Data supplied:
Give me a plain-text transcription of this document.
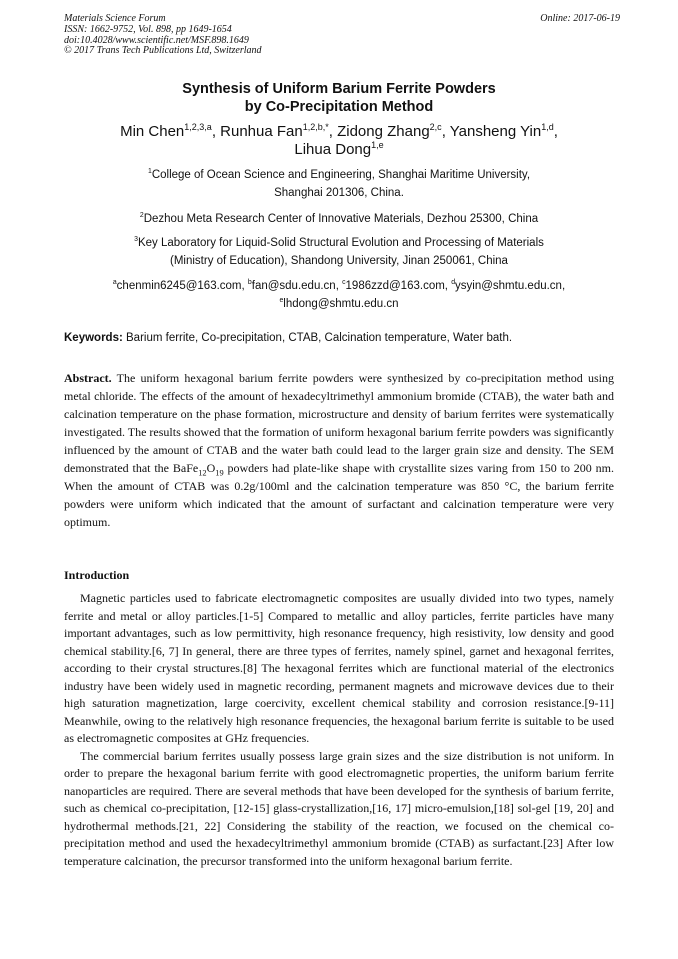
Materials Science Forum
ISSN: 1662-9752, Vol. 898, pp 1649-1654
doi:10.4028/www.scientific.net/MSF.898.1649
© 2017 Trans Tech Publications Ltd, Switzerland
Online: 2017-06-19
Synthesis of Uniform Barium Ferrite Powders
by Co-Precipitation Method
Min Chen$^{1,2,3,a}$, Runhua Fan$^{1,2,b,*}$, Zidong Zhang$^{2,c}$, Yansheng Yin$^{1,d}$,
Lihua Dong$^{1,e}$
$^1$College of Ocean Science and Engineering, Shanghai Maritime University,
Shanghai 201306, China.
$^2$Dezhou Meta Research Center of Innovative Materials, Dezhou 25300, China
$^3$Key Laboratory for Liquid-Solid Structural Evolution and Processing of Materials
(Ministry of Education), Shandong University, Jinan 250061, China
$^a$chenmin6245@163.com, $^b$fan@sdu.edu.cn, $^c$1986zzd@163.com, $^d$ysyin@shmtu.edu.cn,
$^e$lhdong@shmtu.edu.cn
Keywords: Barium ferrite, Co-precipitation, CTAB, Calcination temperature, Water bath.
Abstract. The uniform hexagonal barium ferrite powders were synthesized by co-precipitation method using metal chloride. The effects of the amount of hexadecyltrimethyl ammonium bromide (CTAB), the water bath and calcination temperature on the phase formation, microstructure and density of barium ferrites were systematically investigated. The results showed that the formation of uniform hexagonal barium ferrite powders was significantly influenced by the amount of CTAB and the water bath could lead to the larger grain size and density. The SEM demonstrated that the $BaFe_{12}O_{19}$ powders had plate-like shape with crystallite sizes varing from 150 to 200 nm. When the amount of CTAB was 0.2g/100ml and the calcination temperature was 850 °C, the barium ferrite powders were uniform which indicated that the amount of surfactant and calcination temperature were very optimum.
Introduction

Magnetic particles used to fabricate electromagnetic composites are usually divided into two types, namely ferrite and metal or alloy particles.[1-5] Compared to metallic and alloy particles, ferrite particles have many important advantages, such as low permittivity, high resonance frequency, high resistivity, low density and good chemical stability.[6, 7] In general, there are three types of ferrites, namely spinel, garnet and hexagonal ferrites, according to their crystal structures.[8] The hexagonal ferrites which are functional material of the electronics industry have been widely used in magnetic recording, permanent magnets and microwave devices due to their high saturation magnetization, large coercivity, excellent chemical stability and corrosion resistance.[9-11] Meanwhile, owing to the relatively high resonance frequencies, the hexagonal barium ferrite is suitable to be used as electromagnetic composites at GHz frequencies.

The commercial barium ferrites usually possess large grain sizes and the size distribution is not uniform. In order to prepare the hexagonal barium ferrite with good electromagnetic properties, the uniform barium ferrite nanoparticles are required. There are several methods that have been developed for the synthesis of barium ferrite, such as chemical co-precipitation, [12-15] glass-crystallization,[16, 17] micro-emulsion,[18] sol-gel [19, 20] and hydrothermal methods.[21, 22] Considering the stability of the reaction, we focused on the chemical co-precipitation method and used the hexadecyltrimethyl ammonium bromide (CTAB) as surfactant.[23] After low temperature calcination, the precursor transformed into the uniform hexagonal barium ferrite.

Your goal:
Omit the pictures and reproduce the listing exactly.

Worked answer:
Give me a plain-text transcription of this document.
Materials Science Forum
ISSN: 1662-9752, Vol. 898, pp 1649-1654
doi:10.4028/www.scientific.net/MSF.898.1649
© 2017 Trans Tech Publications Ltd, Switzerland
Online: 2017-06-19
Synthesis of Uniform Barium Ferrite Powders
by Co-Precipitation Method
Min Chen$^{1,2,3,a}$, Runhua Fan$^{1,2,b,*}$, Zidong Zhang$^{2,c}$, Yansheng Yin$^{1,d}$,
Lihua Dong$^{1,e}$
$^1$College of Ocean Science and Engineering, Shanghai Maritime University,
Shanghai 201306, China.
$^2$Dezhou Meta Research Center of Innovative Materials, Dezhou 25300, China
$^3$Key Laboratory for Liquid-Solid Structural Evolution and Processing of Materials
(Ministry of Education), Shandong University, Jinan 250061, China
$^a$chenmin6245@163.com, $^b$fan@sdu.edu.cn, $^c$1986zzd@163.com, $^d$ysyin@shmtu.edu.cn,
$^e$lhdong@shmtu.edu.cn
Keywords: Barium ferrite, Co-precipitation, CTAB, Calcination temperature, Water bath.
Abstract. The uniform hexagonal barium ferrite powders were synthesized by co-precipitation method using metal chloride. The effects of the amount of hexadecyltrimethyl ammonium bromide (CTAB), the water bath and calcination temperature on the phase formation, microstructure and density of barium ferrites were systematically investigated. The results showed that the formation of uniform hexagonal barium ferrite powders was significantly influenced by the amount of CTAB and the water bath could lead to the larger grain size and density. The SEM demonstrated that the $BaFe_{12}O_{19}$ powders had plate-like shape with crystallite sizes varing from 150 to 200 nm. When the amount of CTAB was 0.2g/100ml and the calcination temperature was 850 °C, the barium ferrite powders were uniform which indicated that the amount of surfactant and calcination temperature were very optimum.
Introduction

Magnetic particles used to fabricate electromagnetic composites are usually divided into two types, namely ferrite and metal or alloy particles.[1-5] Compared to metallic and alloy particles, ferrite particles have many important advantages, such as low permittivity, high resonance frequency, high resistivity, low density and good chemical stability.[6, 7] In general, there are three types of ferrites, namely spinel, garnet and hexagonal ferrites, according to their crystal structures.[8] The hexagonal ferrites which are functional material of the electronics industry have been widely used in magnetic recording, permanent magnets and microwave devices due to their high saturation magnetization, large coercivity, excellent chemical stability and corrosion resistance.[9-11] Meanwhile, owing to the relatively high resonance frequencies, the hexagonal barium ferrite is suitable to be used as electromagnetic composites at GHz frequencies.

The commercial barium ferrites usually possess large grain sizes and the size distribution is not uniform. In order to prepare the hexagonal barium ferrite with good electromagnetic properties, the uniform barium ferrite nanoparticles are required. There are several methods that have been developed for the synthesis of barium ferrite, such as chemical co-precipitation, [12-15] glass-crystallization,[16, 17] micro-emulsion,[18] sol-gel [19, 20] and hydrothermal methods.[21, 22] Considering the stability of the reaction, we focused on the chemical co-precipitation method and used the hexadecyltrimethyl ammonium bromide (CTAB) as surfactant.[23] After low temperature calcination, the precursor transformed into the uniform hexagonal barium ferrite.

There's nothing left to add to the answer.